┌────────

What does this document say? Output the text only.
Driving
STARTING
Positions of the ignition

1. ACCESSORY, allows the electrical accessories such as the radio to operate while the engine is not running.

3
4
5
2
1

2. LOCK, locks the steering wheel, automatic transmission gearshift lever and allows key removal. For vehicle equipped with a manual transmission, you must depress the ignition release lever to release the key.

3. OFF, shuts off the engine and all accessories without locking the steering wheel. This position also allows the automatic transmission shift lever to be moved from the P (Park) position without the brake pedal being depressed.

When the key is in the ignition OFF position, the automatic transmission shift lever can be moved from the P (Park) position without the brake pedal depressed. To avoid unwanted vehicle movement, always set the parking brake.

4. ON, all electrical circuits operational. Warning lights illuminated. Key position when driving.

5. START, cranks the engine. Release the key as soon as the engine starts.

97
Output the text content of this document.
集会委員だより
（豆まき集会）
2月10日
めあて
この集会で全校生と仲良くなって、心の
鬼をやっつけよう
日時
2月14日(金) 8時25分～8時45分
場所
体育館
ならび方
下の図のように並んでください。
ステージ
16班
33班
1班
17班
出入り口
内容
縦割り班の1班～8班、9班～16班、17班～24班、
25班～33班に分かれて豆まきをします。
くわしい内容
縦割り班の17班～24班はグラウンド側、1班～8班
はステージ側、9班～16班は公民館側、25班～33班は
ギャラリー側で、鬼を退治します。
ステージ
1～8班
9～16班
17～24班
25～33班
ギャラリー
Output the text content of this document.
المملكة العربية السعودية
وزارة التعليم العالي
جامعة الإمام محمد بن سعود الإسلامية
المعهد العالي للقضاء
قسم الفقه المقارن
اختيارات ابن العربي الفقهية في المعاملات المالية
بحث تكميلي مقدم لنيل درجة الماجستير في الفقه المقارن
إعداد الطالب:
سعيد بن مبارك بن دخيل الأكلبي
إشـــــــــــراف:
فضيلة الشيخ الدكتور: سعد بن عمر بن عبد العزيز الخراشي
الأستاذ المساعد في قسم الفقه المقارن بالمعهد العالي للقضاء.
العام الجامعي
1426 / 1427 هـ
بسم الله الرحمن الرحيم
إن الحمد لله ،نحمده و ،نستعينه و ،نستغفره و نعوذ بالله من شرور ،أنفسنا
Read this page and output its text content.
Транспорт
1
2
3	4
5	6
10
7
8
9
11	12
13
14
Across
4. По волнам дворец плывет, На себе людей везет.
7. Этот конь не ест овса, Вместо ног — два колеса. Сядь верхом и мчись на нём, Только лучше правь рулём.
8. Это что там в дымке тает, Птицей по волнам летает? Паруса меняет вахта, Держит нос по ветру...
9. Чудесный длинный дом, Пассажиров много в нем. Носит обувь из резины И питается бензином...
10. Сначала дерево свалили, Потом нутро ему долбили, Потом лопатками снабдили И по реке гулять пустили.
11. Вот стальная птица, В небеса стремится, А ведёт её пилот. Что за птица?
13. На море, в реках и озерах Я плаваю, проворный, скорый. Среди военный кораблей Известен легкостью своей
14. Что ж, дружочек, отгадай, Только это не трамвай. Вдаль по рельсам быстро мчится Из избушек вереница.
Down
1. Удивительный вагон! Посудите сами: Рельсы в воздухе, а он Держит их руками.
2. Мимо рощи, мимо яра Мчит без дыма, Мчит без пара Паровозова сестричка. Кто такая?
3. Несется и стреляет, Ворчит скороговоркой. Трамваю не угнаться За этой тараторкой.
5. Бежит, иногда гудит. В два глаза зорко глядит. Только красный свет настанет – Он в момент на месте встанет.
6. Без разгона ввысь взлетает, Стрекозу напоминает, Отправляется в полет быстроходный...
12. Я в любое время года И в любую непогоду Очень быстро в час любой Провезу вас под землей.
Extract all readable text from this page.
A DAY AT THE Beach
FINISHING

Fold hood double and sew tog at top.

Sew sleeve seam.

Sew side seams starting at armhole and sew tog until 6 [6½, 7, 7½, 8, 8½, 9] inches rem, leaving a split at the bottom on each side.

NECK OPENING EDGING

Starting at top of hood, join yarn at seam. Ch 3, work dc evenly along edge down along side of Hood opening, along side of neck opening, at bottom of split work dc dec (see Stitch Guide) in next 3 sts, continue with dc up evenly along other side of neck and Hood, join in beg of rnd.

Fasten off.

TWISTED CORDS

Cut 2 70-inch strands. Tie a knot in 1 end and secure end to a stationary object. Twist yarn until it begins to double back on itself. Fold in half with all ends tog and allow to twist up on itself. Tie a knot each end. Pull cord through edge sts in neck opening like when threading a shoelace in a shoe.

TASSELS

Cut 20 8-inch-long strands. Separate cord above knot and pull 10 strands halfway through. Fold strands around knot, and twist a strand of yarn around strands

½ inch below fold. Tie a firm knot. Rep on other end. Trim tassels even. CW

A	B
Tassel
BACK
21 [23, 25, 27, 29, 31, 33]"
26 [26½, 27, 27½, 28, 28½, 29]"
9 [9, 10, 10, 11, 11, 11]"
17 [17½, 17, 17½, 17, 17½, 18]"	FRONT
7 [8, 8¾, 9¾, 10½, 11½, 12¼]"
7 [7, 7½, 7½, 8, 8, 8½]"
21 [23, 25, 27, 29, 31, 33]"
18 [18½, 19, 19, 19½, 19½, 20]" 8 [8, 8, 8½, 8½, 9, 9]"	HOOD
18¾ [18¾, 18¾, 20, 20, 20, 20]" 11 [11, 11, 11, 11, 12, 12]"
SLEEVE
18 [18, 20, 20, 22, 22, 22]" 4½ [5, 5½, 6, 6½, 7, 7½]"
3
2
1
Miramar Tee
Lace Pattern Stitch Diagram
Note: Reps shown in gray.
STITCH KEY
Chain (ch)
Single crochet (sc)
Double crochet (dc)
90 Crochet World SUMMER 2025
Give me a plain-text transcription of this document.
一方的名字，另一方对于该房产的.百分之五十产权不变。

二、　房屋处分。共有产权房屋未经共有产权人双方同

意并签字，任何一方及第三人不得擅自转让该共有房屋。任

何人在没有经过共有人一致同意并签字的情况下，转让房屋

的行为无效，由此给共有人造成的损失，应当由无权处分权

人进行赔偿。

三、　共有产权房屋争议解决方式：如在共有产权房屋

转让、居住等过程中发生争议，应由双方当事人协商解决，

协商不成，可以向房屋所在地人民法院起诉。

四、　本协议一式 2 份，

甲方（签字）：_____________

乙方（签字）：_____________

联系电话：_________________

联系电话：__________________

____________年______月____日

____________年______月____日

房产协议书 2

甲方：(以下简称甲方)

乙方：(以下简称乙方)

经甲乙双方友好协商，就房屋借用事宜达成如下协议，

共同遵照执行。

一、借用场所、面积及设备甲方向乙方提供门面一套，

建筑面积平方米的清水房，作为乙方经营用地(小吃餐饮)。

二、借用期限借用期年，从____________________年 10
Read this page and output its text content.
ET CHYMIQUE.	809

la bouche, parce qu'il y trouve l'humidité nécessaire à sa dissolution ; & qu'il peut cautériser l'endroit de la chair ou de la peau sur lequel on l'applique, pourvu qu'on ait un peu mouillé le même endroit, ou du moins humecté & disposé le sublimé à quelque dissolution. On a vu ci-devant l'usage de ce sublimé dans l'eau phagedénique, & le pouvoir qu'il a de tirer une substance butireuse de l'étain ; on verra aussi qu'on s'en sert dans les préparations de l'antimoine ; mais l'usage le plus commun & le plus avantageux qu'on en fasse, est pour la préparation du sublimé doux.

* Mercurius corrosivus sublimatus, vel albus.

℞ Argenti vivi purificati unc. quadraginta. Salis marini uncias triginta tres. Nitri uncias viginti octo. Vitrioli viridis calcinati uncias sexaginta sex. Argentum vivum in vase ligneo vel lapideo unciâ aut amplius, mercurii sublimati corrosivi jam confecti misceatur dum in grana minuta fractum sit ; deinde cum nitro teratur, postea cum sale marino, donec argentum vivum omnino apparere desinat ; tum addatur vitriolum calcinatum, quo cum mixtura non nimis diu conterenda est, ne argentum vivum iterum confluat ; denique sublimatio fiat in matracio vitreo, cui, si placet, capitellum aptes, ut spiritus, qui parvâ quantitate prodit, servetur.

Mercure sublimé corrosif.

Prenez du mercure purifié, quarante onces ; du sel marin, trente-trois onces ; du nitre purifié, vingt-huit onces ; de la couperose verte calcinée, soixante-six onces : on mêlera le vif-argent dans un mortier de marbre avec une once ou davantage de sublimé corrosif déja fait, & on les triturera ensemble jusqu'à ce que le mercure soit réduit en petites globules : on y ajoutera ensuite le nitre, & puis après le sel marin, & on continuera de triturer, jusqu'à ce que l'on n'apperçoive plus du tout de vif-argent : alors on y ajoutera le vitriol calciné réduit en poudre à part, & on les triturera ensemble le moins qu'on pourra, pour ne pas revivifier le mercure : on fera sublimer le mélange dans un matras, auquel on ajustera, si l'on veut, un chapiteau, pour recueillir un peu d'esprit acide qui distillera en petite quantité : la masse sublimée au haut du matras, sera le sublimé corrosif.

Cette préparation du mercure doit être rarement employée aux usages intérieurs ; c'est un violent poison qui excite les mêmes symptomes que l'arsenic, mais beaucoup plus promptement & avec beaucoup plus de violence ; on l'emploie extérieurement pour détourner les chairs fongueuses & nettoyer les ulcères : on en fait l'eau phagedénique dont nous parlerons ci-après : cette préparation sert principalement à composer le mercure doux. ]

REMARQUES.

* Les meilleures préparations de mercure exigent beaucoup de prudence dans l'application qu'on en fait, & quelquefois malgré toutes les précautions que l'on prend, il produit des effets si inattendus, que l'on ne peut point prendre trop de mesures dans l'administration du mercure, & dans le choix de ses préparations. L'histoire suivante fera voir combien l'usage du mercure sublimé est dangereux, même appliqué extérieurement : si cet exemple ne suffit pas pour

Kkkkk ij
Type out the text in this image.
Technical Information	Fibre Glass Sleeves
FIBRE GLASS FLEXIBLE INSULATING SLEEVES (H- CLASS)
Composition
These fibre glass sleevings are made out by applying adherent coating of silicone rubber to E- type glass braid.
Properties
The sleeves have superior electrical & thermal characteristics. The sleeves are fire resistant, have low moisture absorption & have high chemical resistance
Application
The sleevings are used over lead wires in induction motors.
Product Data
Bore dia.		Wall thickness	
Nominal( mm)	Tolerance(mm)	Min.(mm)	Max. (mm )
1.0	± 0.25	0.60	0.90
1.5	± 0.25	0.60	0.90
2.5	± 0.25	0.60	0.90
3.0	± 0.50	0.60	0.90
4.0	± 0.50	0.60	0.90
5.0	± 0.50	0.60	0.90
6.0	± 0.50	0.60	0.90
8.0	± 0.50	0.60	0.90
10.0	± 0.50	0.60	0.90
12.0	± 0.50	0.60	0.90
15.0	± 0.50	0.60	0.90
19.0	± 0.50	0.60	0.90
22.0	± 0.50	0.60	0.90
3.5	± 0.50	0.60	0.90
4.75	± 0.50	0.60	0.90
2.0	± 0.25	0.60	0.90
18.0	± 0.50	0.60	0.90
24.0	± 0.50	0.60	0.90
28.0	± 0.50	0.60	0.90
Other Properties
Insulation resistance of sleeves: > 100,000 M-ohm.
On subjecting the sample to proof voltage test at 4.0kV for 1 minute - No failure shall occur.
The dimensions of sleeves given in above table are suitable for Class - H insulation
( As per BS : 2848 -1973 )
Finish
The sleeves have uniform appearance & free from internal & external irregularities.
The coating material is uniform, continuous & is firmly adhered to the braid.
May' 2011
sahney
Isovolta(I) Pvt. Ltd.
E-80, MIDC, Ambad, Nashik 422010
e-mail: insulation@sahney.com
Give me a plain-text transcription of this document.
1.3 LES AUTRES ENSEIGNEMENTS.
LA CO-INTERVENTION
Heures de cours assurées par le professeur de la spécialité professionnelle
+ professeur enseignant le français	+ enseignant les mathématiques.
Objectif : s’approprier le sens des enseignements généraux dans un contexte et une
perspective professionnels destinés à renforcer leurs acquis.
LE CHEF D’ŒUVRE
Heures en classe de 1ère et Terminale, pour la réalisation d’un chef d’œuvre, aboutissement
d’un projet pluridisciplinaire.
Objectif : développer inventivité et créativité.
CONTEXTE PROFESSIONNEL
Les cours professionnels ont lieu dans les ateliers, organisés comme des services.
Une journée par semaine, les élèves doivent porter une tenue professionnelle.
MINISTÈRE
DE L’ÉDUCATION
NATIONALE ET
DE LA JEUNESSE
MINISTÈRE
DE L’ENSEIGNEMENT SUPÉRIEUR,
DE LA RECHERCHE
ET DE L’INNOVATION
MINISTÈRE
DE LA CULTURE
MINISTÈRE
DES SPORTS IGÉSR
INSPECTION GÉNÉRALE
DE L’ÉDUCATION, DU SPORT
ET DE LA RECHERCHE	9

└────────

#### Directions for this task:
Extract every line containing the string "uniform" from the material.

#### Written response:
The sleeves have uniform appearance & free from internal & external irregularities.
The coating material is uniform, continuous & is firmly adhered to the braid.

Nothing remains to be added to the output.